▶ **DATA FOR THIS EXERCISE**
+ + + + +

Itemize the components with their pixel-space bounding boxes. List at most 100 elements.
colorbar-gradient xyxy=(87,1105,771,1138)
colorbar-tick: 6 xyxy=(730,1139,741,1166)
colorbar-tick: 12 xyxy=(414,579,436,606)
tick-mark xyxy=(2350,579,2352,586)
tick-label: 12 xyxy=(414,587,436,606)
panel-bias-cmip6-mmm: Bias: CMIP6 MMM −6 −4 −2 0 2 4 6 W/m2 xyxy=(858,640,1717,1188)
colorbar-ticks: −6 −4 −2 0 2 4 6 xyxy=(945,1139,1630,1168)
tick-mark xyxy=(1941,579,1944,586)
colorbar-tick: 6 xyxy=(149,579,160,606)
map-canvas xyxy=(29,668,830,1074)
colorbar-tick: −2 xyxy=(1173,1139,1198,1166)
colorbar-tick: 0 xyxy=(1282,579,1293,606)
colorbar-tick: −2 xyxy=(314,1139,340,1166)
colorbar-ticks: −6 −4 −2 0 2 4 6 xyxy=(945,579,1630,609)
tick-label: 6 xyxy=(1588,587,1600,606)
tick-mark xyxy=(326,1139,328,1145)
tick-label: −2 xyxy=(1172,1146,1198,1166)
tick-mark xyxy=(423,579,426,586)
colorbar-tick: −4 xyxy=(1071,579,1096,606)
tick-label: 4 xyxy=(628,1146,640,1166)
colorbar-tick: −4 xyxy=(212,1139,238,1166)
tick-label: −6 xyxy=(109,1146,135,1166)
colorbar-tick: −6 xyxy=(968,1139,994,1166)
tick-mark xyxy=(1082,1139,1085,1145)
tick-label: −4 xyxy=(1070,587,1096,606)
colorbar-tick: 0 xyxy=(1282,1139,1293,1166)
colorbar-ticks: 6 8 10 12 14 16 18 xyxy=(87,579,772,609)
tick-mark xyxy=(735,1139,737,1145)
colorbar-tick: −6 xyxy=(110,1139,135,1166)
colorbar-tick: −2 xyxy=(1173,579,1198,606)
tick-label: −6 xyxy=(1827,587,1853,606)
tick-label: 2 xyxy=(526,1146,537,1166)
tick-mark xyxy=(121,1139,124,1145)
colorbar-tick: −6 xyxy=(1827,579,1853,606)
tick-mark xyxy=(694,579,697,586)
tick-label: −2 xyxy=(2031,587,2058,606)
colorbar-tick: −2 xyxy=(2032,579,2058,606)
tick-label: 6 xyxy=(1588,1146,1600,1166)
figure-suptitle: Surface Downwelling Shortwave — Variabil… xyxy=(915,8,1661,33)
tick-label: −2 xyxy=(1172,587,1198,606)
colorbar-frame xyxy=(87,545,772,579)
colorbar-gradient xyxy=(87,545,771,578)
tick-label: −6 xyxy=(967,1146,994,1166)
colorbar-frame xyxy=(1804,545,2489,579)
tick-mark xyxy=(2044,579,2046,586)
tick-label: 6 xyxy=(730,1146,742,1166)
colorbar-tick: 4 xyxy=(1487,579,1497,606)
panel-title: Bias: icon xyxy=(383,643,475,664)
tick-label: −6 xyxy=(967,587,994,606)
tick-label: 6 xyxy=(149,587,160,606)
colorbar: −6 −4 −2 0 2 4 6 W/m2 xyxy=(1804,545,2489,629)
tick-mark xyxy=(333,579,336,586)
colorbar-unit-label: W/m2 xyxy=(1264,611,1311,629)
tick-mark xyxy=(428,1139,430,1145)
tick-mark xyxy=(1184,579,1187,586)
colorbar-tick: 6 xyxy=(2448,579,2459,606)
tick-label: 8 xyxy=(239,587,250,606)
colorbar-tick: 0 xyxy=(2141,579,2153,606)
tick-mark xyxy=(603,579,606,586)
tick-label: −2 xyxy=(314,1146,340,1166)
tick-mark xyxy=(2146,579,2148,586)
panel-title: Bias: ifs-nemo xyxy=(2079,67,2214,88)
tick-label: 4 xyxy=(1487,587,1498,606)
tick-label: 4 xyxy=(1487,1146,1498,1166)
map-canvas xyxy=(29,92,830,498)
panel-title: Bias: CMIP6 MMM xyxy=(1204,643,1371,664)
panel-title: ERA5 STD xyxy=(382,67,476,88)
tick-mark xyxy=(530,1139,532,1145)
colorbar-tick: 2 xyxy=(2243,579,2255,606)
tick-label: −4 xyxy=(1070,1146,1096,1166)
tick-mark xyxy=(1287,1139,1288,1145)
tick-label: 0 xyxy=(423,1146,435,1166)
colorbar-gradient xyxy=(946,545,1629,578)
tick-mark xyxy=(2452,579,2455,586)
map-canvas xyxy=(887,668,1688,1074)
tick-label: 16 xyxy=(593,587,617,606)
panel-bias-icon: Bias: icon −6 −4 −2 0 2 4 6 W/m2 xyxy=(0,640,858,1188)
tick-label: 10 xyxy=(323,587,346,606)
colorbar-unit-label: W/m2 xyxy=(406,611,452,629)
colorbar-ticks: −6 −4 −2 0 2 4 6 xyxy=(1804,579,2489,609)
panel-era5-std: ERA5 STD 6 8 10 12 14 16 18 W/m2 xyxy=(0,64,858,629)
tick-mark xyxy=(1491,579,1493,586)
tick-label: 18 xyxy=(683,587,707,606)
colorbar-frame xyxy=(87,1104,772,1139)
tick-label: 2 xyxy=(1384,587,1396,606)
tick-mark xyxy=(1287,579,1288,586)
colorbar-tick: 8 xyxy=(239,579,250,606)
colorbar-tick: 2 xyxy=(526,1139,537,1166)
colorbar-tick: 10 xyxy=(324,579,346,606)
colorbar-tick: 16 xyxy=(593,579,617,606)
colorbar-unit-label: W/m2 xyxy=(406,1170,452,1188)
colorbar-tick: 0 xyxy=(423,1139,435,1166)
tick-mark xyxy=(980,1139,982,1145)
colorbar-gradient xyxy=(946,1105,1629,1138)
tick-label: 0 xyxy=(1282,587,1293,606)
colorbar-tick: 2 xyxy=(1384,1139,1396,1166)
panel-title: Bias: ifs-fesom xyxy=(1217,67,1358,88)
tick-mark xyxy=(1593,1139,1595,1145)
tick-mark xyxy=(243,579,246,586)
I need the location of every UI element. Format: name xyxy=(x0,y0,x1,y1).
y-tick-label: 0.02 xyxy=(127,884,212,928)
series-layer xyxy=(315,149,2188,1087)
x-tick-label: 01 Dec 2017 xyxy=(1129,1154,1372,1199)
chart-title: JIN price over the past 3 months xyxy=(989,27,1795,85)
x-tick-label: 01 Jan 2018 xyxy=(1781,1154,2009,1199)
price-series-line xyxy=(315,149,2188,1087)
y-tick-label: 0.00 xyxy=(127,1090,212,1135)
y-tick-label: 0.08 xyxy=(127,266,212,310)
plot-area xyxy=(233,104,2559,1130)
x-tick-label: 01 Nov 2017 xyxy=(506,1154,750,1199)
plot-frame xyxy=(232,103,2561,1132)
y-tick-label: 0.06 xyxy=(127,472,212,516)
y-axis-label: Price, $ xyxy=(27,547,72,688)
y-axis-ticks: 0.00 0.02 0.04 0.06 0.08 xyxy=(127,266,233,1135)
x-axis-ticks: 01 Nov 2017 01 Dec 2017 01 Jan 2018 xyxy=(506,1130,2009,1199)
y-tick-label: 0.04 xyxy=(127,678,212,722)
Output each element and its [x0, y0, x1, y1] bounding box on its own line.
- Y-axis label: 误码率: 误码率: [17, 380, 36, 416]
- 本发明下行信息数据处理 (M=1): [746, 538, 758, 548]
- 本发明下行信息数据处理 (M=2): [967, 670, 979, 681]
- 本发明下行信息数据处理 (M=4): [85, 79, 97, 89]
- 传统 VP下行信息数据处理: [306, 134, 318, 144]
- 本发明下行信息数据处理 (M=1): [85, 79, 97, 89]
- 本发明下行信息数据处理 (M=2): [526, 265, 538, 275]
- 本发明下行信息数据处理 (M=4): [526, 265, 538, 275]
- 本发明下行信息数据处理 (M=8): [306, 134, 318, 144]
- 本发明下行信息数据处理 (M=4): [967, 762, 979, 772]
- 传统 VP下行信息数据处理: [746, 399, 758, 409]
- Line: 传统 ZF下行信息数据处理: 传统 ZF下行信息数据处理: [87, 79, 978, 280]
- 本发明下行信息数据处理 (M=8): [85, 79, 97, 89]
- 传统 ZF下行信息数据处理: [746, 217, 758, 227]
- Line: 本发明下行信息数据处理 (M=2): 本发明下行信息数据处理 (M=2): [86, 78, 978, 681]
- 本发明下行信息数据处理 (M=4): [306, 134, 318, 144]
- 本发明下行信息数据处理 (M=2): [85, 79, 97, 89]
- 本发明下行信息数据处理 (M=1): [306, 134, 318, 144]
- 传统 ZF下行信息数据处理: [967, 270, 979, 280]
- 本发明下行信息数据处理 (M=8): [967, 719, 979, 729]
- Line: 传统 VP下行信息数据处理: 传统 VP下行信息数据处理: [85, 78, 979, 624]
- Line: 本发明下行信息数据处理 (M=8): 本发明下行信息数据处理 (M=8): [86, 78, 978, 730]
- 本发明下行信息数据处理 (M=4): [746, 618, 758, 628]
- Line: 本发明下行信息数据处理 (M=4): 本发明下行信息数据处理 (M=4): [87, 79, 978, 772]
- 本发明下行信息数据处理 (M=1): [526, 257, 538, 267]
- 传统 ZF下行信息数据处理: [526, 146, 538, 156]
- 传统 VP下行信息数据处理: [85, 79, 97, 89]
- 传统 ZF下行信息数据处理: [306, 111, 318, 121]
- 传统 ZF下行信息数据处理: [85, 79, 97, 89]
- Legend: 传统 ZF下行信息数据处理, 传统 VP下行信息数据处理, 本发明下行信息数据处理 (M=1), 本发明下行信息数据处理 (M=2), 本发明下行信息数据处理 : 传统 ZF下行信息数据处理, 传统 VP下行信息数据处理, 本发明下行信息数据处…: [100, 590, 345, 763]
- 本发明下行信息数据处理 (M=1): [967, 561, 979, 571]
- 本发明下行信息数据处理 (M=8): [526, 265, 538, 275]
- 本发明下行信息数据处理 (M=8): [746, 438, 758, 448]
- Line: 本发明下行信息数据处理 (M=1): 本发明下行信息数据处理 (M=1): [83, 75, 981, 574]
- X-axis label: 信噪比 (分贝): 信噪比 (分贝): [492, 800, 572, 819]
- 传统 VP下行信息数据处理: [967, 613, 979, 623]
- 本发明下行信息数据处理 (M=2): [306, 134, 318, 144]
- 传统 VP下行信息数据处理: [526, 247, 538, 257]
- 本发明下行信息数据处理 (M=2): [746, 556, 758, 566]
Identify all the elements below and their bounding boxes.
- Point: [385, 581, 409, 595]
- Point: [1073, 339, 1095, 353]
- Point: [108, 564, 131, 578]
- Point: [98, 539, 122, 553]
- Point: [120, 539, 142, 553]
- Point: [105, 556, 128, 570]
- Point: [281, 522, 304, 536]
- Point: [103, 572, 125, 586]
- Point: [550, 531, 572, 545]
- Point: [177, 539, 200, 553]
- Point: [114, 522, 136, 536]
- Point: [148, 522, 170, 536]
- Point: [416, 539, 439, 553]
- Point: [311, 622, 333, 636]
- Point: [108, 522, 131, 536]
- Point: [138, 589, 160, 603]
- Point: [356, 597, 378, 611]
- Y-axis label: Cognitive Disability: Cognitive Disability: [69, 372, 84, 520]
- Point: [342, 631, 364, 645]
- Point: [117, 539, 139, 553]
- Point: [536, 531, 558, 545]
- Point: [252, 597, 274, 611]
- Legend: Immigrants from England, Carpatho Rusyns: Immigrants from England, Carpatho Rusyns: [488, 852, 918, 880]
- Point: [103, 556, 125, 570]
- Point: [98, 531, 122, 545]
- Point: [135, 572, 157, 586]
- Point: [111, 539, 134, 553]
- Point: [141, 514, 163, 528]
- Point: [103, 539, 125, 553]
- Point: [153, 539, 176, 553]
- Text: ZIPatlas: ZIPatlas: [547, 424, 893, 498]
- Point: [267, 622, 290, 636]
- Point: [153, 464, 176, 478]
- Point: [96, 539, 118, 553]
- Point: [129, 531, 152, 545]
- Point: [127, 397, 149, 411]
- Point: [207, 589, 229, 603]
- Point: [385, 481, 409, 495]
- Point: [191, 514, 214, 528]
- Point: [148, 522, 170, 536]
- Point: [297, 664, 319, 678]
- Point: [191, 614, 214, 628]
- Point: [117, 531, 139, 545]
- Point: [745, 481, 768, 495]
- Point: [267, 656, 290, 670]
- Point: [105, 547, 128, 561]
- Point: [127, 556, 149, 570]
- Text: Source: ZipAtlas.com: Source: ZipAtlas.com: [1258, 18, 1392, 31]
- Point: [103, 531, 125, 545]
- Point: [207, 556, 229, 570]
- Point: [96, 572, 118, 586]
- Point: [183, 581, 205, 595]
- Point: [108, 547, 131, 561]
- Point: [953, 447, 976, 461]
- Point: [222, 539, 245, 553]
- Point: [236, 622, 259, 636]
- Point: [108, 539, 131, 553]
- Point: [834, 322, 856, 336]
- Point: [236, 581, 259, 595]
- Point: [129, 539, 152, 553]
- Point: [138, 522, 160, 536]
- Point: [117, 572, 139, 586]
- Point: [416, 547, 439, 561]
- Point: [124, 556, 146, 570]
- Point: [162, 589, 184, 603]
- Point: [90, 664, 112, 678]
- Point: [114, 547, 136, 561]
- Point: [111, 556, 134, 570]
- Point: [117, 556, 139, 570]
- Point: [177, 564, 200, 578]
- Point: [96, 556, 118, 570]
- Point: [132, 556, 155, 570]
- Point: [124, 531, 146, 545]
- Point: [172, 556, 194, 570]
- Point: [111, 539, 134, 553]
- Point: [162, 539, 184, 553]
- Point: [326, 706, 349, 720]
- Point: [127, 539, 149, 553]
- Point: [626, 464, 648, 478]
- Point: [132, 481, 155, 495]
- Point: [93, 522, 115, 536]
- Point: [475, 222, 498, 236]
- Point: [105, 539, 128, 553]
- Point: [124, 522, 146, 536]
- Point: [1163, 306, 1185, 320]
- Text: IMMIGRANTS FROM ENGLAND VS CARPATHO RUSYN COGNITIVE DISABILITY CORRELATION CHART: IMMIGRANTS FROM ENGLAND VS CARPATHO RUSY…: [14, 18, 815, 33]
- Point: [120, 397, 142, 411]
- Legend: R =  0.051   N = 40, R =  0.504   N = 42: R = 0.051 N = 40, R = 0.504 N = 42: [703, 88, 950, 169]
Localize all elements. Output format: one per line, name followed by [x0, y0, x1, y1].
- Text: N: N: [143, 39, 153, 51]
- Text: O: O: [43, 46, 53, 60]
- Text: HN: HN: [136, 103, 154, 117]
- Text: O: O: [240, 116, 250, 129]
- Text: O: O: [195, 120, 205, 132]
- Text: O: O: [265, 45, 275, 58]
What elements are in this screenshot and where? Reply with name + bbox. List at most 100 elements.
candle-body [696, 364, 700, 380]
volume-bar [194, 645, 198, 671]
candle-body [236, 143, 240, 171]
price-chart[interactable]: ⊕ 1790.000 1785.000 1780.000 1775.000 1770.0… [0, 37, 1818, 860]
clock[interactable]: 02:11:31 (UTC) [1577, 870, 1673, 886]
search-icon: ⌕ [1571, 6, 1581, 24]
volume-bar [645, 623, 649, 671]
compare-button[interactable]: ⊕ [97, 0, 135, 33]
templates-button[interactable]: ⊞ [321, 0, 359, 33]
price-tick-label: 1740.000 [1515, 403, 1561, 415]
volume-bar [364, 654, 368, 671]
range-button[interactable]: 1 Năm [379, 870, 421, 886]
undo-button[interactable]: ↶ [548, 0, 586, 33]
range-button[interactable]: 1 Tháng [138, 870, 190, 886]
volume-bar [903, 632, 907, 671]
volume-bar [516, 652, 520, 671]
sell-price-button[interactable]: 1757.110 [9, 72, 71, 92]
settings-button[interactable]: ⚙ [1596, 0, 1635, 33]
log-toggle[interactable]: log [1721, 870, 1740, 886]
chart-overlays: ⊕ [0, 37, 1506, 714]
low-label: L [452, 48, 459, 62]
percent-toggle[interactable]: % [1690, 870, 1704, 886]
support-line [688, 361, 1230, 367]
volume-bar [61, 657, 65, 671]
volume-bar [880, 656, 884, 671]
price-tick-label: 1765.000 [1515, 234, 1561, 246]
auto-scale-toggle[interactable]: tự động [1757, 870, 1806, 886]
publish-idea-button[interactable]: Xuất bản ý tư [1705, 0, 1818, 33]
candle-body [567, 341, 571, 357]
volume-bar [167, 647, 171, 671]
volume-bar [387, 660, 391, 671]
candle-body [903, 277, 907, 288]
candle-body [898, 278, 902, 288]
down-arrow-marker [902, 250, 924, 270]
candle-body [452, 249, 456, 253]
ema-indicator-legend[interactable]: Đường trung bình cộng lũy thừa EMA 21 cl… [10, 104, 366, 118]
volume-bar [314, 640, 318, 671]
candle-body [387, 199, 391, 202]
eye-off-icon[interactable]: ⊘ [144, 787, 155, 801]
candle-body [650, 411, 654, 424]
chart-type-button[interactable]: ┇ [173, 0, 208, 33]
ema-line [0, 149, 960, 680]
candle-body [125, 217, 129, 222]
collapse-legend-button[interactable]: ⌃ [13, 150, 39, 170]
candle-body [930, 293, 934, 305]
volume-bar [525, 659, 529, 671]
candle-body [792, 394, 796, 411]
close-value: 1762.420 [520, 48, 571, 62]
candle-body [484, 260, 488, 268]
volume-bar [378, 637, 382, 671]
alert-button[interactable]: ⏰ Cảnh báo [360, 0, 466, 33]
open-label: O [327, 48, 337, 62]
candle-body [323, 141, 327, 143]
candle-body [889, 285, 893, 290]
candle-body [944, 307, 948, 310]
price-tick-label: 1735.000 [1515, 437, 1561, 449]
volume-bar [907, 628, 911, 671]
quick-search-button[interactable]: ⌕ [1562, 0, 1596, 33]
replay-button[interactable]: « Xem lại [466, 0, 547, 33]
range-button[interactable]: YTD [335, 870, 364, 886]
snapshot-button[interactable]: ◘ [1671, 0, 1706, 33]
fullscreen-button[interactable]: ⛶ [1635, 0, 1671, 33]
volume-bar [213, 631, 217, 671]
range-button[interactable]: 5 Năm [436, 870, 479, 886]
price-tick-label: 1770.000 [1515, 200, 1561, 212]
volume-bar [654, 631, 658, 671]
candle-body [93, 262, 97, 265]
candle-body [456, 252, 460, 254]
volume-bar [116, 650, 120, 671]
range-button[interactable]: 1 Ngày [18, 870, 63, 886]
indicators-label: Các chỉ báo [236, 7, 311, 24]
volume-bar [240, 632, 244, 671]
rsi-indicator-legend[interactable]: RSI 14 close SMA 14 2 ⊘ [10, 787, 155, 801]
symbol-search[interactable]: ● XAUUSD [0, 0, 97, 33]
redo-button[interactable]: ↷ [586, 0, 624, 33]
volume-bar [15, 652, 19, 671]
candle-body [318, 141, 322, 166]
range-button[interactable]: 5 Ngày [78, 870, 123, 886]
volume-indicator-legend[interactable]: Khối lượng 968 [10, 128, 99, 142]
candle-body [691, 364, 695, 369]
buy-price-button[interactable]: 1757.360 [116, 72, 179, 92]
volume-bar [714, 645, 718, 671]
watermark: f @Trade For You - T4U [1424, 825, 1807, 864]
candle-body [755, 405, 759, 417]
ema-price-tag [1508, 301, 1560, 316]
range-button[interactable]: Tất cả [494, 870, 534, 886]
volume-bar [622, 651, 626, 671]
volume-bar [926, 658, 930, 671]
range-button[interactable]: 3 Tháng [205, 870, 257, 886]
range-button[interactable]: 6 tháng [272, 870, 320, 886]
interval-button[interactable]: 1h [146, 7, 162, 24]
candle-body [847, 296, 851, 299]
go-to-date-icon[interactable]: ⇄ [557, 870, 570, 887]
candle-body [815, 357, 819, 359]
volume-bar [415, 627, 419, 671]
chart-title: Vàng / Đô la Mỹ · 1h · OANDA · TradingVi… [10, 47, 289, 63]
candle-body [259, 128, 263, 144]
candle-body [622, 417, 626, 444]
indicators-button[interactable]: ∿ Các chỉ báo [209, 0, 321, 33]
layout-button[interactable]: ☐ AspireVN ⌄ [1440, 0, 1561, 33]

+ + + + +

▶ **WORK TO COMPLETE**
Reproduce the rows character for character, beginning with the first row and stopping after the row that contains "tick-mark xyxy=(1941,579,1944,586)".

▶ **THE COMPLETED TASK**
Itemize the components with their pixel-space bounding boxes. List at most 100 elements.
colorbar-gradient xyxy=(87,1105,771,1138)
colorbar-tick: 6 xyxy=(730,1139,741,1166)
colorbar-tick: 12 xyxy=(414,579,436,606)
tick-mark xyxy=(2350,579,2352,586)
tick-label: 12 xyxy=(414,587,436,606)
panel-bias-cmip6-mmm: Bias: CMIP6 MMM −6 −4 −2 0 2 4 6 W/m2 xyxy=(858,640,1717,1188)
colorbar-ticks: −6 −4 −2 0 2 4 6 xyxy=(945,1139,1630,1168)
tick-mark xyxy=(1941,579,1944,586)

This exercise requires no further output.